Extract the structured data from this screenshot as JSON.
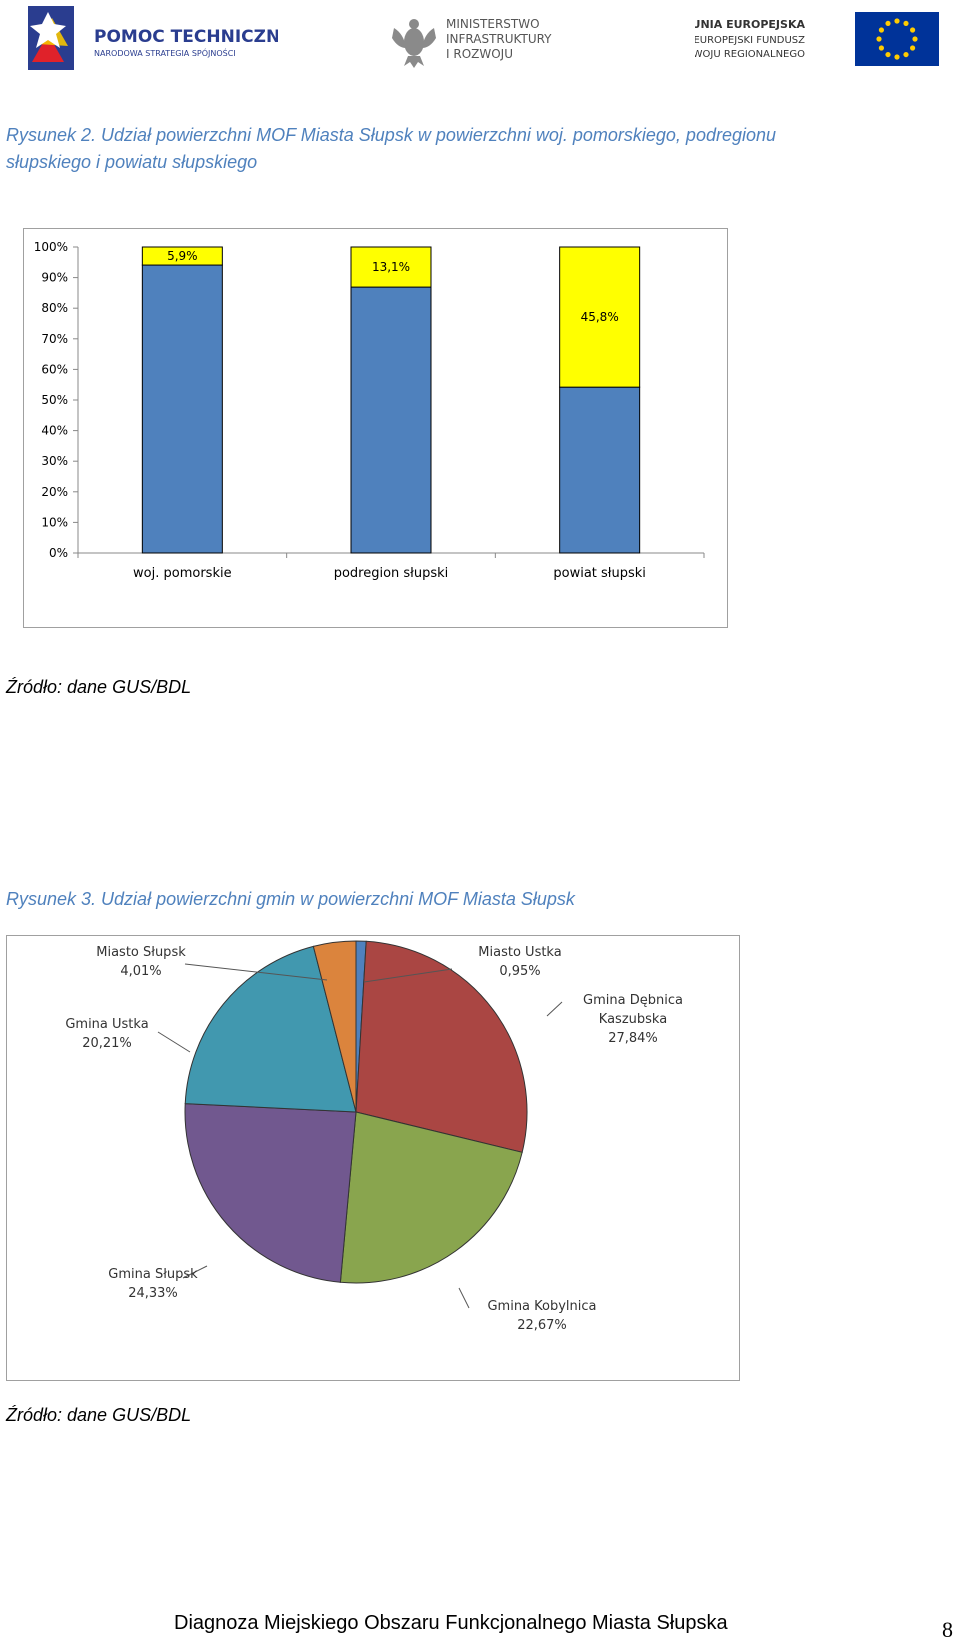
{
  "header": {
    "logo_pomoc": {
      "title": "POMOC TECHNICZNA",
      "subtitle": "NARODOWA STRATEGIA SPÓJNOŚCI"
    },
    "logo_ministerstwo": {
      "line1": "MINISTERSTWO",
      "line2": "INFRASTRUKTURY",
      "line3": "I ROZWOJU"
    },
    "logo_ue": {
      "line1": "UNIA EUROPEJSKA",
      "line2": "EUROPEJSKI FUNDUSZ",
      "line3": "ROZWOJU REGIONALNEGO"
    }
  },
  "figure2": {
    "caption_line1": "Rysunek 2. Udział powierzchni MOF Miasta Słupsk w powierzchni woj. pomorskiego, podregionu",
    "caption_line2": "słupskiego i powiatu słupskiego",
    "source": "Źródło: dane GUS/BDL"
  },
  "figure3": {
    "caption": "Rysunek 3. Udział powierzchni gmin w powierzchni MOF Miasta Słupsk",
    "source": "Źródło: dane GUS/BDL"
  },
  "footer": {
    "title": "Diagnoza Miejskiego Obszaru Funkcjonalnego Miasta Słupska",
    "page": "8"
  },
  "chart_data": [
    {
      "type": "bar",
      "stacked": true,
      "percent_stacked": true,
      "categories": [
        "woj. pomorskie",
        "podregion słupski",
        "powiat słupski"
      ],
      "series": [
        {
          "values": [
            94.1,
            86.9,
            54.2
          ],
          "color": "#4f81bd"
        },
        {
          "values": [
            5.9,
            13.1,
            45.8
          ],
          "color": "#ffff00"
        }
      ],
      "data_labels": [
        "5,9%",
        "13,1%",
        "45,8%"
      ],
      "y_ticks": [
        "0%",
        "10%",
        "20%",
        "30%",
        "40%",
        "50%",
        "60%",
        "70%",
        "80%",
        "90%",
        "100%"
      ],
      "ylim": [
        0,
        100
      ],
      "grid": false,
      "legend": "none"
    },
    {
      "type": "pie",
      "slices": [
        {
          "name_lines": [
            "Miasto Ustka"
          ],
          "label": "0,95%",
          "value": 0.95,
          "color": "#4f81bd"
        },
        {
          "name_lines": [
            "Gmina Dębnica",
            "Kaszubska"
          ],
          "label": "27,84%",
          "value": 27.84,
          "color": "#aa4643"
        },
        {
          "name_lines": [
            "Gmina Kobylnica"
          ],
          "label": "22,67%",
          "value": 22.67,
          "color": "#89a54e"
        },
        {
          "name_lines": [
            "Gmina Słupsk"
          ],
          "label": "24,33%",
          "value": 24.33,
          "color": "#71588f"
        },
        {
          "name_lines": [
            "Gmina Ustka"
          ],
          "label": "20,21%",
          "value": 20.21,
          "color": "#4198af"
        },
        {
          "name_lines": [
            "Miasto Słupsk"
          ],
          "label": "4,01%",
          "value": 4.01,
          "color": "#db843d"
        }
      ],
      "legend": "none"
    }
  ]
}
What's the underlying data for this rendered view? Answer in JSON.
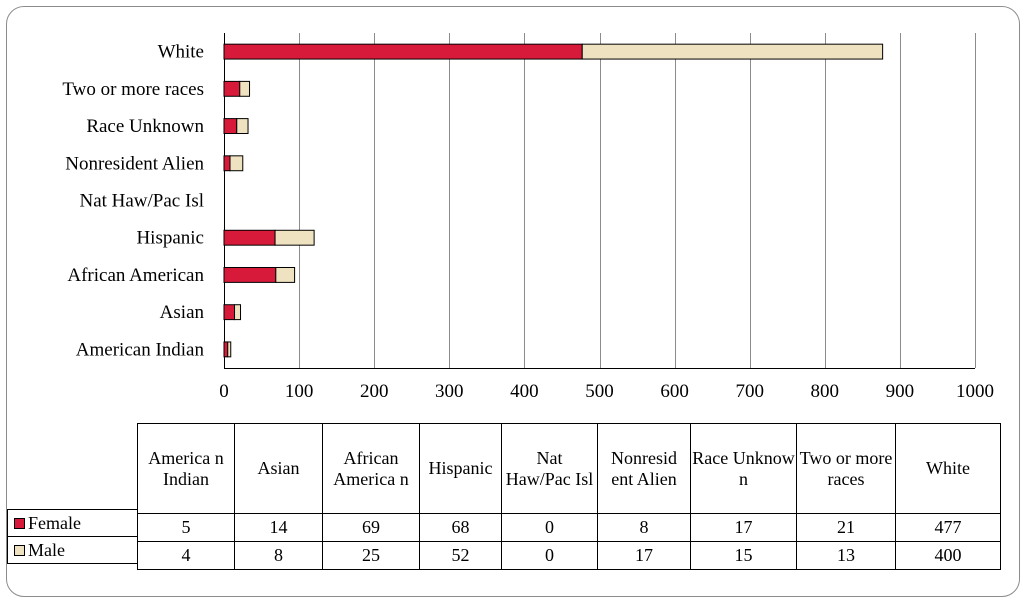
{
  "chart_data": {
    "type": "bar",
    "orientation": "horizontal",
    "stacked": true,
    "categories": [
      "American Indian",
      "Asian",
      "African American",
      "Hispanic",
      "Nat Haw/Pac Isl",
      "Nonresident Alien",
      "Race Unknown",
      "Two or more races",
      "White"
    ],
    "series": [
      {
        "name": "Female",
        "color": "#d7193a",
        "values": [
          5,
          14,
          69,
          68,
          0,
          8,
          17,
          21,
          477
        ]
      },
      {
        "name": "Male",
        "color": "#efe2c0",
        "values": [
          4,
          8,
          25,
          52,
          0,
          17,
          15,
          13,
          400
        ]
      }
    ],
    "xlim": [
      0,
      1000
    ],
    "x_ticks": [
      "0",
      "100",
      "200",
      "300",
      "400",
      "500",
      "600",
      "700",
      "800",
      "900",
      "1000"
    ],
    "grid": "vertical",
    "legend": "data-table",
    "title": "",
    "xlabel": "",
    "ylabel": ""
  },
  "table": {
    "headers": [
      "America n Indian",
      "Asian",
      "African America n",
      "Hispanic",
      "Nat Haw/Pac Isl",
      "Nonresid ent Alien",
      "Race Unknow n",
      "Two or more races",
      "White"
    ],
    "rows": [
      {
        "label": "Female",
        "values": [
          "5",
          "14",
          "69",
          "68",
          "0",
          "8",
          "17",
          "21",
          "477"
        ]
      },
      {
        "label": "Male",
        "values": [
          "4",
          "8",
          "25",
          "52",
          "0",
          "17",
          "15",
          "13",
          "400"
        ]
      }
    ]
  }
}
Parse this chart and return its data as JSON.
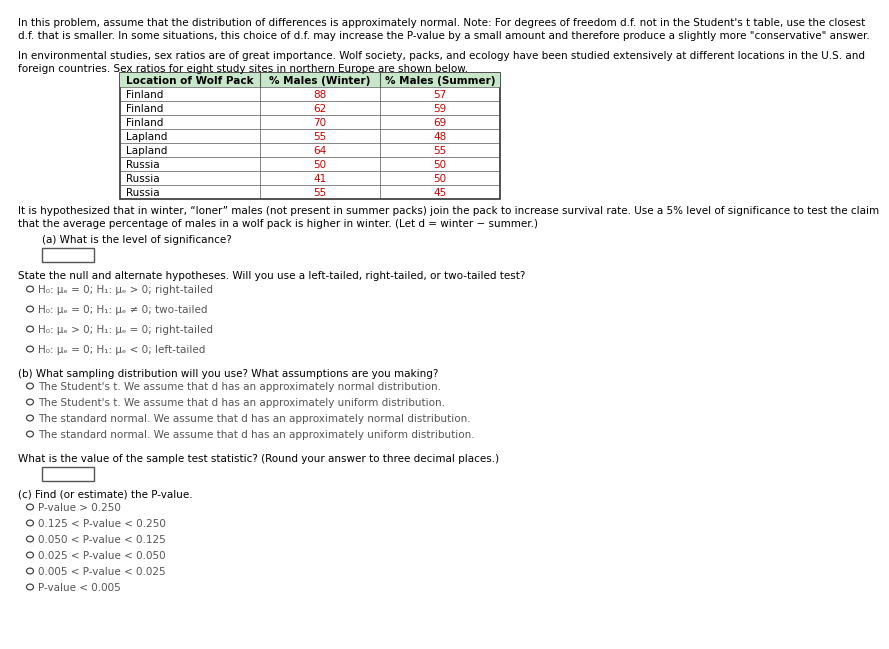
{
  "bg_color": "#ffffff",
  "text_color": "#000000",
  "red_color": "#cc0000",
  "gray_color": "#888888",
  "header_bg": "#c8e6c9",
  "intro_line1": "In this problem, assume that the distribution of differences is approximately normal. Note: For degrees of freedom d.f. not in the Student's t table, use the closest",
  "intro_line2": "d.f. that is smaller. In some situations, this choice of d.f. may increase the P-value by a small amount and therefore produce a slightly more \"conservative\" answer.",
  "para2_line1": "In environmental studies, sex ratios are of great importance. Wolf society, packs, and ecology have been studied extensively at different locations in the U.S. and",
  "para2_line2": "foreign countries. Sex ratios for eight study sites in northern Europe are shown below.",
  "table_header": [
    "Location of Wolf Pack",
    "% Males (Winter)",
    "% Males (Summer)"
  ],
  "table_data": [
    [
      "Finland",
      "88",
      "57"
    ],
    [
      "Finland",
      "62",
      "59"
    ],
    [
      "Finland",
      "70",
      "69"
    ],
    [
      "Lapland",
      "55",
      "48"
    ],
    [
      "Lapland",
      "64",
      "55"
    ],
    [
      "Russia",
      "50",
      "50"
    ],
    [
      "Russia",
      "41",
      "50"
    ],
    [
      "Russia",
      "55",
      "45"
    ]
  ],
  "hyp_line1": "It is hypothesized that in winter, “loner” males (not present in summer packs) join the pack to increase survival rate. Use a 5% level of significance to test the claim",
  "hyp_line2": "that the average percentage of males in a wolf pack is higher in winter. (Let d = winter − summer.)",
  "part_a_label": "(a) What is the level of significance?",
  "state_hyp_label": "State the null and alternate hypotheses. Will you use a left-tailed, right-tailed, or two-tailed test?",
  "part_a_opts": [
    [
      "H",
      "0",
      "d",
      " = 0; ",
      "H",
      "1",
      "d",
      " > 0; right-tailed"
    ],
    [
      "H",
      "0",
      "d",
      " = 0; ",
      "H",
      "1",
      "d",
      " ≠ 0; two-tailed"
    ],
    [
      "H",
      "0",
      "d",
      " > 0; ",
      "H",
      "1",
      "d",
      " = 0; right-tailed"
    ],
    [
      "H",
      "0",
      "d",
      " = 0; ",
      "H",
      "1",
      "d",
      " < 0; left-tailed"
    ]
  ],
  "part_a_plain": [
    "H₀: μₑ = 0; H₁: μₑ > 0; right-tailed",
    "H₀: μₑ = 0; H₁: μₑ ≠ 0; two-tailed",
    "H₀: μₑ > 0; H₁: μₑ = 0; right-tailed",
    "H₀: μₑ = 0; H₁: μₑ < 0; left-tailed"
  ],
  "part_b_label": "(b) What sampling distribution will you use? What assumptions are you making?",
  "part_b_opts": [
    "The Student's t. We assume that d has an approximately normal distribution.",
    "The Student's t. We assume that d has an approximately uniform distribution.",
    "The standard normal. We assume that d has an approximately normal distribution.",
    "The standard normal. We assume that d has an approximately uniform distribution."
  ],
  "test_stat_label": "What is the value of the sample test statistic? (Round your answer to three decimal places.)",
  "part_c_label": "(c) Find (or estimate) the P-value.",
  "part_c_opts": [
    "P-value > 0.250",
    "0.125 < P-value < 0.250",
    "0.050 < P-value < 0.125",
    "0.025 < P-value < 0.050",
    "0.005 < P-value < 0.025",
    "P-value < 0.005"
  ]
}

___

*Written task:* Print all of the entries word for word. Skip any images they contain.

*Solution to this task:*
Extract the structured data from this screenshot as JSON.
{
  "header": {
    "logo_pomoc": {
      "title": "POMOC TECHNICZNA",
      "subtitle": "NARODOWA STRATEGIA SPÓJNOŚCI"
    },
    "logo_ministerstwo": {
      "line1": "MINISTERSTWO",
      "line2": "INFRASTRUKTURY",
      "line3": "I ROZWOJU"
    },
    "logo_ue": {
      "line1": "UNIA EUROPEJSKA",
      "line2": "EUROPEJSKI FUNDUSZ",
      "line3": "ROZWOJU REGIONALNEGO"
    }
  },
  "figure2": {
    "caption_line1": "Rysunek 2. Udział powierzchni MOF Miasta Słupsk w powierzchni woj. pomorskiego, podregionu",
    "caption_line2": "słupskiego i powiatu słupskiego",
    "source": "Źródło: dane GUS/BDL"
  },
  "figure3": {
    "caption": "Rysunek 3. Udział powierzchni gmin w powierzchni MOF Miasta Słupsk",
    "source": "Źródło: dane GUS/BDL"
  },
  "footer": {
    "title": "Diagnoza Miejskiego Obszaru Funkcjonalnego Miasta Słupska",
    "page": "8"
  },
  "chart_data": [
    {
      "type": "bar",
      "stacked": true,
      "percent_stacked": true,
      "categories": [
        "woj. pomorskie",
        "podregion słupski",
        "powiat słupski"
      ],
      "series": [
        {
          "values": [
            94.1,
            86.9,
            54.2
          ],
          "color": "#4f81bd"
        },
        {
          "values": [
            5.9,
            13.1,
            45.8
          ],
          "color": "#ffff00"
        }
      ],
      "data_labels": [
        "5,9%",
        "13,1%",
        "45,8%"
      ],
      "y_ticks": [
        "0%",
        "10%",
        "20%",
        "30%",
        "40%",
        "50%",
        "60%",
        "70%",
        "80%",
        "90%",
        "100%"
      ],
      "ylim": [
        0,
        100
      ],
      "grid": false,
      "legend": "none"
    },
    {
      "type": "pie",
      "slices": [
        {
          "name_lines": [
            "Miasto Ustka"
          ],
          "label": "0,95%",
          "value": 0.95,
          "color": "#4f81bd"
        },
        {
          "name_lines": [
            "Gmina Dębnica",
            "Kaszubska"
          ],
          "label": "27,84%",
          "value": 27.84,
          "color": "#aa4643"
        },
        {
          "name_lines": [
            "Gmina Kobylnica"
          ],
          "label": "22,67%",
          "value": 22.67,
          "color": "#89a54e"
        },
        {
          "name_lines": [
            "Gmina Słupsk"
          ],
          "label": "24,33%",
          "value": 24.33,
          "color": "#71588f"
        },
        {
          "name_lines": [
            "Gmina Ustka"
          ],
          "label": "20,21%",
          "value": 20.21,
          "color": "#4198af"
        },
        {
          "name_lines": [
            "Miasto Słupsk"
          ],
          "label": "4,01%",
          "value": 4.01,
          "color": "#db843d"
        }
      ],
      "legend": "none"
    }
  ]
}
What's the underlying data for this rendered view? Answer in JSON.
{
  "chart_data": {
    "type": "bar",
    "orientation": "horizontal",
    "stacked": true,
    "categories": [
      "American Indian",
      "Asian",
      "African American",
      "Hispanic",
      "Nat Haw/Pac Isl",
      "Nonresident Alien",
      "Race Unknown",
      "Two or more races",
      "White"
    ],
    "series": [
      {
        "name": "Female",
        "color": "#d7193a",
        "values": [
          5,
          14,
          69,
          68,
          0,
          8,
          17,
          21,
          477
        ]
      },
      {
        "name": "Male",
        "color": "#efe2c0",
        "values": [
          4,
          8,
          25,
          52,
          0,
          17,
          15,
          13,
          400
        ]
      }
    ],
    "xlim": [
      0,
      1000
    ],
    "x_ticks": [
      "0",
      "100",
      "200",
      "300",
      "400",
      "500",
      "600",
      "700",
      "800",
      "900",
      "1000"
    ],
    "grid": "vertical",
    "legend": "data-table",
    "title": "",
    "xlabel": "",
    "ylabel": ""
  },
  "table": {
    "headers": [
      "America n Indian",
      "Asian",
      "African America n",
      "Hispanic",
      "Nat Haw/Pac Isl",
      "Nonresid ent Alien",
      "Race Unknow n",
      "Two or more races",
      "White"
    ],
    "rows": [
      {
        "label": "Female",
        "values": [
          "5",
          "14",
          "69",
          "68",
          "0",
          "8",
          "17",
          "21",
          "477"
        ]
      },
      {
        "label": "Male",
        "values": [
          "4",
          "8",
          "25",
          "52",
          "0",
          "17",
          "15",
          "13",
          "400"
        ]
      }
    ]
  }
}
Parse this chart and return its data as JSON.
{
  "bg_color": "#ffffff",
  "text_color": "#000000",
  "red_color": "#cc0000",
  "gray_color": "#888888",
  "header_bg": "#c8e6c9",
  "intro_line1": "In this problem, assume that the distribution of differences is approximately normal. Note: For degrees of freedom d.f. not in the Student's t table, use the closest",
  "intro_line2": "d.f. that is smaller. In some situations, this choice of d.f. may increase the P-value by a small amount and therefore produce a slightly more \"conservative\" answer.",
  "para2_line1": "In environmental studies, sex ratios are of great importance. Wolf society, packs, and ecology have been studied extensively at different locations in the U.S. and",
  "para2_line2": "foreign countries. Sex ratios for eight study sites in northern Europe are shown below.",
  "table_header": [
    "Location of Wolf Pack",
    "% Males (Winter)",
    "% Males (Summer)"
  ],
  "table_data": [
    [
      "Finland",
      "88",
      "57"
    ],
    [
      "Finland",
      "62",
      "59"
    ],
    [
      "Finland",
      "70",
      "69"
    ],
    [
      "Lapland",
      "55",
      "48"
    ],
    [
      "Lapland",
      "64",
      "55"
    ],
    [
      "Russia",
      "50",
      "50"
    ],
    [
      "Russia",
      "41",
      "50"
    ],
    [
      "Russia",
      "55",
      "45"
    ]
  ],
  "hyp_line1": "It is hypothesized that in winter, “loner” males (not present in summer packs) join the pack to increase survival rate. Use a 5% level of significance to test the claim",
  "hyp_line2": "that the average percentage of males in a wolf pack is higher in winter. (Let d = winter − summer.)",
  "part_a_label": "(a) What is the level of significance?",
  "state_hyp_label": "State the null and alternate hypotheses. Will you use a left-tailed, right-tailed, or two-tailed test?",
  "part_a_opts": [
    [
      "H",
      "0",
      "d",
      " = 0; ",
      "H",
      "1",
      "d",
      " > 0; right-tailed"
    ],
    [
      "H",
      "0",
      "d",
      " = 0; ",
      "H",
      "1",
      "d",
      " ≠ 0; two-tailed"
    ],
    [
      "H",
      "0",
      "d",
      " > 0; ",
      "H",
      "1",
      "d",
      " = 0; right-tailed"
    ],
    [
      "H",
      "0",
      "d",
      " = 0; ",
      "H",
      "1",
      "d",
      " < 0; left-tailed"
    ]
  ],
  "part_a_plain": [
    "H₀: μₑ = 0; H₁: μₑ > 0; right-tailed",
    "H₀: μₑ = 0; H₁: μₑ ≠ 0; two-tailed",
    "H₀: μₑ > 0; H₁: μₑ = 0; right-tailed",
    "H₀: μₑ = 0; H₁: μₑ < 0; left-tailed"
  ],
  "part_b_label": "(b) What sampling distribution will you use? What assumptions are you making?",
  "part_b_opts": [
    "The Student's t. We assume that d has an approximately normal distribution.",
    "The Student's t. We assume that d has an approximately uniform distribution.",
    "The standard normal. We assume that d has an approximately normal distribution.",
    "The standard normal. We assume that d has an approximately uniform distribution."
  ],
  "test_stat_label": "What is the value of the sample test statistic? (Round your answer to three decimal places.)",
  "part_c_label": "(c) Find (or estimate) the P-value.",
  "part_c_opts": [
    "P-value > 0.250",
    "0.125 < P-value < 0.250",
    "0.050 < P-value < 0.125",
    "0.025 < P-value < 0.050",
    "0.005 < P-value < 0.025",
    "P-value < 0.005"
  ]
}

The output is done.